◆ EXERCISE DIRECTIONS ◆
From the entries below, extract every line that includes the word "reported".

════════════════════

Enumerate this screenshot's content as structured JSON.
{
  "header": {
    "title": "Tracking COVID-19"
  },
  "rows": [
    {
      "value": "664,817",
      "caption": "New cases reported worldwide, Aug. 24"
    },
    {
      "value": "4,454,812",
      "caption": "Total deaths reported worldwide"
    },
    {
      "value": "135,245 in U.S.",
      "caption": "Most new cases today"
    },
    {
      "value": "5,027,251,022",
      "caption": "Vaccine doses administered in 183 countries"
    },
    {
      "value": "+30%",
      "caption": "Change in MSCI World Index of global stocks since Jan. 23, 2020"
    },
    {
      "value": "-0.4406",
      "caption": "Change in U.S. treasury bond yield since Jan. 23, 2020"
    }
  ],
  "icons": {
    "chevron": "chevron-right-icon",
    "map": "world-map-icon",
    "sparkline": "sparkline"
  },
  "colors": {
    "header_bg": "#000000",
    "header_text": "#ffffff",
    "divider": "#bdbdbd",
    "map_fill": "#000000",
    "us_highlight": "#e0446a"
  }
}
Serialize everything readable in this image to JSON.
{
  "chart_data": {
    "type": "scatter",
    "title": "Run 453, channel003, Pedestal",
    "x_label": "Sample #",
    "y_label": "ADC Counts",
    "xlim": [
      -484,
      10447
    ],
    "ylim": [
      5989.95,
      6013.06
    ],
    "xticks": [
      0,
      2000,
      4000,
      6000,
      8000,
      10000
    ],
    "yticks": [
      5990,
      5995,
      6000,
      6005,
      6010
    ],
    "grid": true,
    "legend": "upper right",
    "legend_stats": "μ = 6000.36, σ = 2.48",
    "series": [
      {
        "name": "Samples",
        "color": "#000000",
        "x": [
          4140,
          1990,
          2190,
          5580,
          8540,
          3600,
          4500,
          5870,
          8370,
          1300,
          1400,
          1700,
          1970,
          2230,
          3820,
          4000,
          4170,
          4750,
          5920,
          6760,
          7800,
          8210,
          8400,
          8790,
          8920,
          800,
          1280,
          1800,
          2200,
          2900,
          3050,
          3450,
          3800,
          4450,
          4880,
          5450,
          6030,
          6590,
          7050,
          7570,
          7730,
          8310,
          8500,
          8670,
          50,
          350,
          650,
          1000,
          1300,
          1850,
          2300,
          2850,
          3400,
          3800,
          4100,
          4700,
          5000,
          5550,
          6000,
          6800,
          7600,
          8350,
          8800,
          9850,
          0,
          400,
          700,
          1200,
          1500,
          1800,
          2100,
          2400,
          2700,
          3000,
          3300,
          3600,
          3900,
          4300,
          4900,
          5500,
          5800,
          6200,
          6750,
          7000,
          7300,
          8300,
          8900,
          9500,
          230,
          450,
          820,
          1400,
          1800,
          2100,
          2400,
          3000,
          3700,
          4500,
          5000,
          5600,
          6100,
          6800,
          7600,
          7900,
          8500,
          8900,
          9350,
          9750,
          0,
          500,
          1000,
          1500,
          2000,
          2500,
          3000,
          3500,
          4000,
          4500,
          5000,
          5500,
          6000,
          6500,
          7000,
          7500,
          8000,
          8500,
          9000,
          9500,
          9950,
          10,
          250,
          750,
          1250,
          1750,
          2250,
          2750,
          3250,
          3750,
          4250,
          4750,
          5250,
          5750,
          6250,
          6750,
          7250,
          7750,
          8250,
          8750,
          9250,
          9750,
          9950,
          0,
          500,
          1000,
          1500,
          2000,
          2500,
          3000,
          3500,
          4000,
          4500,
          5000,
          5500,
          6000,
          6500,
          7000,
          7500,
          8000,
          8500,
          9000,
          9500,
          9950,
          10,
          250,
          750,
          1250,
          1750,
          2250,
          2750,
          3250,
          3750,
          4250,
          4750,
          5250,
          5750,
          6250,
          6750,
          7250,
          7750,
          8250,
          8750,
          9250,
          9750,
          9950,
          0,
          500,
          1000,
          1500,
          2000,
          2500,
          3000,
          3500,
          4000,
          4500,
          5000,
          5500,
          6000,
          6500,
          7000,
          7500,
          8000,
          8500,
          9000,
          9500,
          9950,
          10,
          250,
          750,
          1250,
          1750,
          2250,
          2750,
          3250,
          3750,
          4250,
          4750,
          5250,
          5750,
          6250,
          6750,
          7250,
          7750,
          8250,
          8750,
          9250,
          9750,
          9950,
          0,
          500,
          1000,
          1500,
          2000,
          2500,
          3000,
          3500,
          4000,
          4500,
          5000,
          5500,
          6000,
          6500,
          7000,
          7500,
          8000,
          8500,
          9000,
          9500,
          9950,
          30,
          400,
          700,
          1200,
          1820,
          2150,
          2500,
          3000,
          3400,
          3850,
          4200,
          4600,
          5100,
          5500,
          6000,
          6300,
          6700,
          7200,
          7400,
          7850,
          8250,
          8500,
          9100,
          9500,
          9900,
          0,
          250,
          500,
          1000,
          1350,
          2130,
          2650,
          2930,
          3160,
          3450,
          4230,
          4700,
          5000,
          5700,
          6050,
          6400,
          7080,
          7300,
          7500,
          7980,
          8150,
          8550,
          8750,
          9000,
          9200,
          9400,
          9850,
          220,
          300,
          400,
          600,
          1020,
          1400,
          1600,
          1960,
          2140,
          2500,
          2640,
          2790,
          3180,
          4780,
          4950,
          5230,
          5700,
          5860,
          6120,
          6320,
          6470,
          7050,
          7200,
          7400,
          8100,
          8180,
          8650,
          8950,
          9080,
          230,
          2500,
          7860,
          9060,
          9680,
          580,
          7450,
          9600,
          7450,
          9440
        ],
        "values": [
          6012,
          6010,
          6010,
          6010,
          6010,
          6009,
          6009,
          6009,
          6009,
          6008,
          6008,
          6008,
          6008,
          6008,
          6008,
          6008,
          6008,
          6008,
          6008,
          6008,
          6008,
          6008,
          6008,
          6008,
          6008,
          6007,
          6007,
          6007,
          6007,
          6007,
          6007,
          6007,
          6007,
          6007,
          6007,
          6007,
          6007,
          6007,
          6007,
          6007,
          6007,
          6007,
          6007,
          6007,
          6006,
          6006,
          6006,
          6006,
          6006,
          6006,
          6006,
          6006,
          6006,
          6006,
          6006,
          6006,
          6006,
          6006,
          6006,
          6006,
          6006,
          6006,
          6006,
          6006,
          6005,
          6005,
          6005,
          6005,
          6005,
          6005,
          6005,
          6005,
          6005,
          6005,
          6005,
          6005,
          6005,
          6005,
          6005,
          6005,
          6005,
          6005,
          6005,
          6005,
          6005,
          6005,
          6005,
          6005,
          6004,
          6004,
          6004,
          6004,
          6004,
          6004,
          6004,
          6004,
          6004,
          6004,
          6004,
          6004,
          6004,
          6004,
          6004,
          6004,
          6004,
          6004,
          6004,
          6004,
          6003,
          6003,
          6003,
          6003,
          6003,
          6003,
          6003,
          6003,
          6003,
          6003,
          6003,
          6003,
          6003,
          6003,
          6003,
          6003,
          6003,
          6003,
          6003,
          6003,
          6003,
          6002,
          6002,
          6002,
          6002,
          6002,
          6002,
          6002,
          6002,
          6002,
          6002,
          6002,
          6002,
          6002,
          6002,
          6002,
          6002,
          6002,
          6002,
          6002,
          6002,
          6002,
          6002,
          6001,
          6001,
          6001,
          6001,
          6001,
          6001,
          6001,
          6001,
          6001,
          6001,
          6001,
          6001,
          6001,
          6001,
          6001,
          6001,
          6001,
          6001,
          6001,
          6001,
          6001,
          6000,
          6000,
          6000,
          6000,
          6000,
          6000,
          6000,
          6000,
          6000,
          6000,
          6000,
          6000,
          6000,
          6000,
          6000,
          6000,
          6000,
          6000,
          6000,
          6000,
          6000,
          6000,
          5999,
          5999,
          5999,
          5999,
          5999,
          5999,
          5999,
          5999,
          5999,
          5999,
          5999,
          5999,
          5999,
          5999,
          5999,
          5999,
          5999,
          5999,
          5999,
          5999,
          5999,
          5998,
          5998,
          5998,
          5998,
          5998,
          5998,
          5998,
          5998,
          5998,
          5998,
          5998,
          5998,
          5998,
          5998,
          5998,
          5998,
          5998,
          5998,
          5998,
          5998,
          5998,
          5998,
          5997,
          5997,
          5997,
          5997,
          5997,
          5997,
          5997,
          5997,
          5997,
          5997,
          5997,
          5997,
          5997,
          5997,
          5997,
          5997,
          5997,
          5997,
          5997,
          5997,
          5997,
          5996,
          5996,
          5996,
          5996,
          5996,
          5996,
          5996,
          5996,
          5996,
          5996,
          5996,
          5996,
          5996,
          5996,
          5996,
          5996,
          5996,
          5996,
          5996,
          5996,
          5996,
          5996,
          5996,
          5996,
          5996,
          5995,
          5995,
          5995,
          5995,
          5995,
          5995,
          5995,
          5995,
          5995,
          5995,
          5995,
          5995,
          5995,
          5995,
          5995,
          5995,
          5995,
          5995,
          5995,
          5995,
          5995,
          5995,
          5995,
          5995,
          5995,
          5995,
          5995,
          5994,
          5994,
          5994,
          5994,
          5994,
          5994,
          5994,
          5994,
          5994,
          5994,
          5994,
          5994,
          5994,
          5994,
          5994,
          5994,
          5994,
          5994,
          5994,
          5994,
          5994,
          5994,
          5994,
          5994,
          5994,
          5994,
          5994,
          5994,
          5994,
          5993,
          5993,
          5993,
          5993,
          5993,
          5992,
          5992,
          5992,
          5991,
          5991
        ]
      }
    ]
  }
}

════════════════════

◆ RESULT OF THIS TASK ◆
      "caption": "New cases reported worldwide, Aug. 24"
      "caption": "Total deaths reported worldwide"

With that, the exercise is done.